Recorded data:
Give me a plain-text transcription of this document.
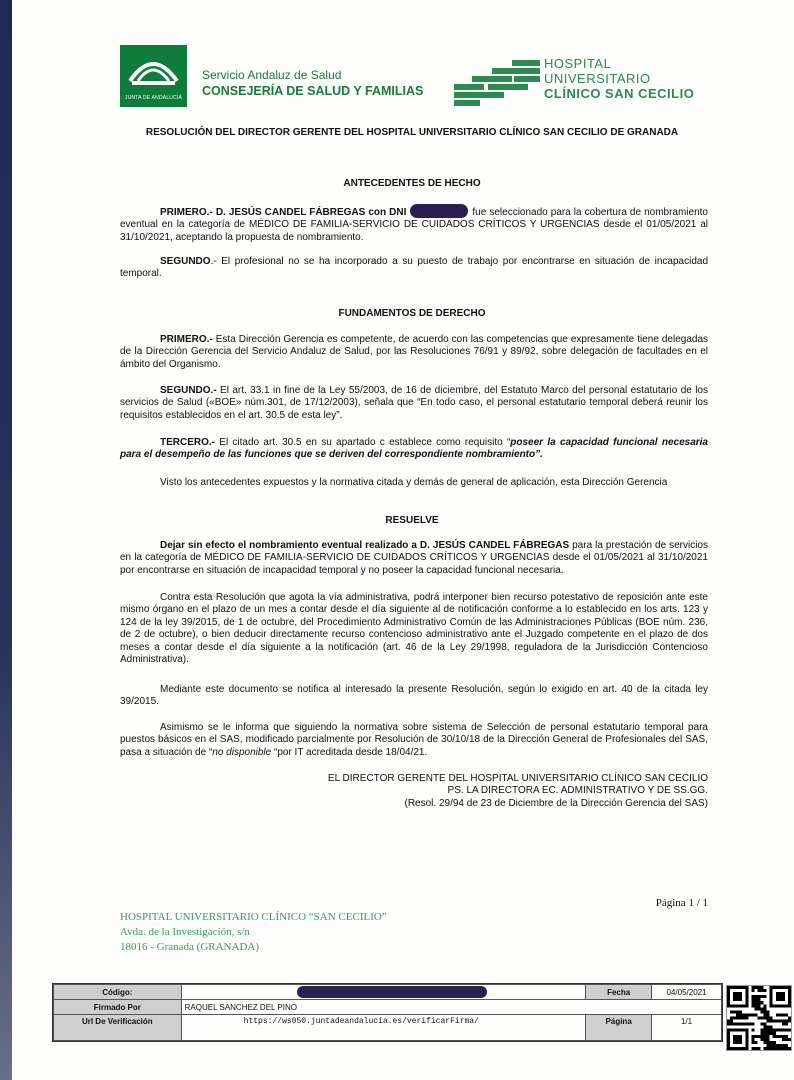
JUNTA DE ANDALUCIA
Servicio Andaluz de Salud
CONSEJERÍA DE SALUD Y FAMILIAS
HOSPITAL
UNIVERSITARIO
CLÍNICO SAN CECILIO
RESOLUCIÓN DEL DIRECTOR GERENTE DEL HOSPITAL UNIVERSITARIO CLÍNICO SAN CECILIO DE GRANADA
ANTECEDENTES DE HECHO
PRIMERO.- D. JESÚS CANDEL FÁBREGAS con DNI	fue seleccionado para la cobertura de nombramiento eventual en la categoría de MÉDICO DE FAMILIA-SERVICIO DE CUIDADOS CRÍTICOS Y URGENCIAS desde el 01/05/2021 al 31/10/2021, aceptando la propuesta de nombramiento.
SEGUNDO.- El profesional no se ha incorporado a su puesto de trabajo por encontrarse en situación de incapacidad temporal.
FUNDAMENTOS DE DERECHO
PRIMERO.- Esta Dirección Gerencia es competente, de acuerdo con las competencias que expresamente tiene delegadas de la Dirección Gerencia del Servicio Andaluz de Salud, por las Resoluciones 76/91 y 89/92, sobre delegación de facultades en el ámbito del Organismo.
SEGUNDO.- El art. 33.1 in fine de la Ley 55/2003, de 16 de diciembre, del Estatuto Marco del personal estatutario de los servicios de Salud («BOE» núm.301, de 17/12/2003), señala que “En todo caso, el personal estatutario temporal deberá reunir los requisitos establecidos en el art. 30.5 de esta ley”.
TERCERO.- El citado art. 30.5 en su apartado c establece como requisito “poseer la capacidad funcional necesaria para el desempeño de las funciones que se deriven del correspondiente nombramiento”.
Visto los antecedentes expuestos y la normativa citada y demás de general de aplicación, esta Dirección Gerencia
RESUELVE
Dejar sin efecto el nombramiento eventual realizado a D. JESÚS CANDEL FÁBREGAS para la prestación de servicios en la categoría de MÉDICO DE FAMILIA-SERVICIO DE CUIDADOS CRÍTICOS Y URGENCIAS desde el 01/05/2021 al 31/10/2021 por encontrarse en situación de incapacidad temporal y no poseer la capacidad funcional necesaria.
Contra esta Resolución que agota la vía administrativa, podrá interponer bien recurso potestativo de reposición ante este mismo órgano en el plazo de un mes a contar desde el día siguiente al de notificación conforme a lo establecido en los arts. 123 y 124 de la ley 39/2015, de 1 de octubre, del Procedimiento Administrativo Común de las Administraciones Públicas (BOE núm. 236, de 2 de octubre), o bien deducir directamente recurso contencioso administrativo ante el Juzgado competente en el plazo de dos meses a contar desde el día siguiente a la notificación (art. 46 de la Ley 29/1998, reguladora de la Jurisdicción Contencioso Administrativa).
Mediante este documento se notifica al interesado la presente Resolución, según lo exigido en art. 40 de la citada ley 39/2015.
Asimismo se le informa que siguiendo la normativa sobre sistema de Selección de personal estatutario temporal para puestos básicos en el SAS, modificado parcialmente por Resolución de 30/10/18 de la Dirección General de Profesionales del SAS, pasa a situación de “no disponible “por IT acreditada desde 18/04/21.
EL DIRECTOR GERENTE DEL HOSPITAL UNIVERSITARIO CLÍNICO SAN CECILIO
PS. LA DIRECTORA EC. ADMINISTRATIVO Y DE SS.GG.
(Resol. 29/94 de 23 de Diciembre de la Dirección Gerencia del SAS)
Página 1 / 1
HOSPITAL UNIVERSITARIO CLÍNICO “SAN CECILIO”
Avda. de la Investigación, s/n
18016 - Granada (GRANADA)
Código:		Fecha	04/05/2021
Firmado Por	RAQUEL SANCHEZ DEL PINO		
Url De Verificación	https://ws050.juntadeandalucia.es/verificarFirma/	Página	1/1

Task description:
Count the lines in which the string "GRANADA" appears, then report only that figure.

Response:
2